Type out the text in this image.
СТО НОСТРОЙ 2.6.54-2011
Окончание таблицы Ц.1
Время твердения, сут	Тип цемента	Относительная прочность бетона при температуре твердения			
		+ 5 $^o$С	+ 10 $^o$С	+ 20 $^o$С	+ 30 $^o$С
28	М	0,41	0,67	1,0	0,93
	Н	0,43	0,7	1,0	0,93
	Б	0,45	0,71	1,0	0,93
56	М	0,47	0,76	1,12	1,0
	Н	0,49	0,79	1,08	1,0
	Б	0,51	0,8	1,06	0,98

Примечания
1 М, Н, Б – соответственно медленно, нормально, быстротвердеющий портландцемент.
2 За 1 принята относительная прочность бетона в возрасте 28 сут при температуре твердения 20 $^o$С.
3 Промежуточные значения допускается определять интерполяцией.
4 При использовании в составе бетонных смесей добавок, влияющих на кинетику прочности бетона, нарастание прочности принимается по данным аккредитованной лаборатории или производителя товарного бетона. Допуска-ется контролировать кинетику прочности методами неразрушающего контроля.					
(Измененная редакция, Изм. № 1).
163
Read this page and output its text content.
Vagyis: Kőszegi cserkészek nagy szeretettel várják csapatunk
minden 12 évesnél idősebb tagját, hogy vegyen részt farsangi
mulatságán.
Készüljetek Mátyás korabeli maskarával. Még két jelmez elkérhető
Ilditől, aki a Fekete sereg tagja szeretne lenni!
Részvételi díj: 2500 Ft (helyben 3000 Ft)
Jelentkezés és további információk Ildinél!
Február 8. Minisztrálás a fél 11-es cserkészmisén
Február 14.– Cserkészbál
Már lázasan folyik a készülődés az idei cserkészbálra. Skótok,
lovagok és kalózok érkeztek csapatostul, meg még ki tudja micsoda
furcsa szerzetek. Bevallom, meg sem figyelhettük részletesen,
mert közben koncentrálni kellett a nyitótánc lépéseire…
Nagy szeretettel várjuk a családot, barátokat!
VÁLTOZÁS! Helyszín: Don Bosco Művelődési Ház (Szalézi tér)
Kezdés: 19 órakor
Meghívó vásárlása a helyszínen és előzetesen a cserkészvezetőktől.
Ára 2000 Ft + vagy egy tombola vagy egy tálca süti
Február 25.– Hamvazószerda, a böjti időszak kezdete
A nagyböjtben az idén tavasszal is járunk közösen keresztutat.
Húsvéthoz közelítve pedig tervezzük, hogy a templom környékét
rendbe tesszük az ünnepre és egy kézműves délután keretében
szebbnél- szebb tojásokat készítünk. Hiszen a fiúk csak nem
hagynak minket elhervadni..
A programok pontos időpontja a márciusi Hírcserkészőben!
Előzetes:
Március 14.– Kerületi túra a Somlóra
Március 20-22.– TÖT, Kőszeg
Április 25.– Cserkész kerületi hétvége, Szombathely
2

CHALLENGE: Could you transcribe the records in full, exactly?

RESULT OF THIS EXERCISE:
Type out the text in this image.
СТО НОСТРОЙ 2.6.54-2011
Окончание таблицы Ц.1
Время твердения, сут	Тип цемента	Относительная прочность бетона при температуре твердения			
		+ 5 $^o$С	+ 10 $^o$С	+ 20 $^o$С	+ 30 $^o$С
28	М	0,41	0,67	1,0	0,93
	Н	0,43	0,7	1,0	0,93
	Б	0,45	0,71	1,0	0,93
56	М	0,47	0,76	1,12	1,0
	Н	0,49	0,79	1,08	1,0
	Б	0,51	0,8	1,06	0,98

Примечания
1 М, Н, Б – соответственно медленно, нормально, быстротвердеющий портландцемент.
2 За 1 принята относительная прочность бетона в возрасте 28 сут при температуре твердения 20 $^o$С.
3 Промежуточные значения допускается определять интерполяцией.
4 При использовании в составе бетонных смесей добавок, влияющих на кинетику прочности бетона, нарастание прочности принимается по данным аккредитованной лаборатории или производителя товарного бетона. Допуска-ется контролировать кинетику прочности методами неразрушающего контроля.					
(Измененная редакция, Изм. № 1).
163
Read this page and output its text content.
Vagyis: Kőszegi cserkészek nagy szeretettel várják csapatunk
minden 12 évesnél idősebb tagját, hogy vegyen részt farsangi
mulatságán.
Készüljetek Mátyás korabeli maskarával. Még két jelmez elkérhető
Ilditől, aki a Fekete sereg tagja szeretne lenni!
Részvételi díj: 2500 Ft (helyben 3000 Ft)
Jelentkezés és további információk Ildinél!
Február 8. Minisztrálás a fél 11-es cserkészmisén
Február 14.– Cserkészbál
Már lázasan folyik a készülődés az idei cserkészbálra. Skótok,
lovagok és kalózok érkeztek csapatostul, meg még ki tudja micsoda
furcsa szerzetek. Bevallom, meg sem figyelhettük részletesen,
mert közben koncentrálni kellett a nyitótánc lépéseire…
Nagy szeretettel várjuk a családot, barátokat!
VÁLTOZÁS! Helyszín: Don Bosco Művelődési Ház (Szalézi tér)
Kezdés: 19 órakor
Meghívó vásárlása a helyszínen és előzetesen a cserkészvezetőktől.
Ára 2000 Ft + vagy egy tombola vagy egy tálca süti
Február 25.– Hamvazószerda, a böjti időszak kezdete
A nagyböjtben az idén tavasszal is járunk közösen keresztutat.
Húsvéthoz közelítve pedig tervezzük, hogy a templom környékét
rendbe tesszük az ünnepre és egy kézműves délután keretében
szebbnél- szebb tojásokat készítünk. Hiszen a fiúk csak nem
hagynak minket elhervadni..
A programok pontos időpontja a márciusi Hírcserkészőben!
Előzetes:
Március 14.– Kerületi túra a Somlóra
Március 20-22.– TÖT, Kőszeg
Április 25.– Cserkész kerületi hétvége, Szombathely
2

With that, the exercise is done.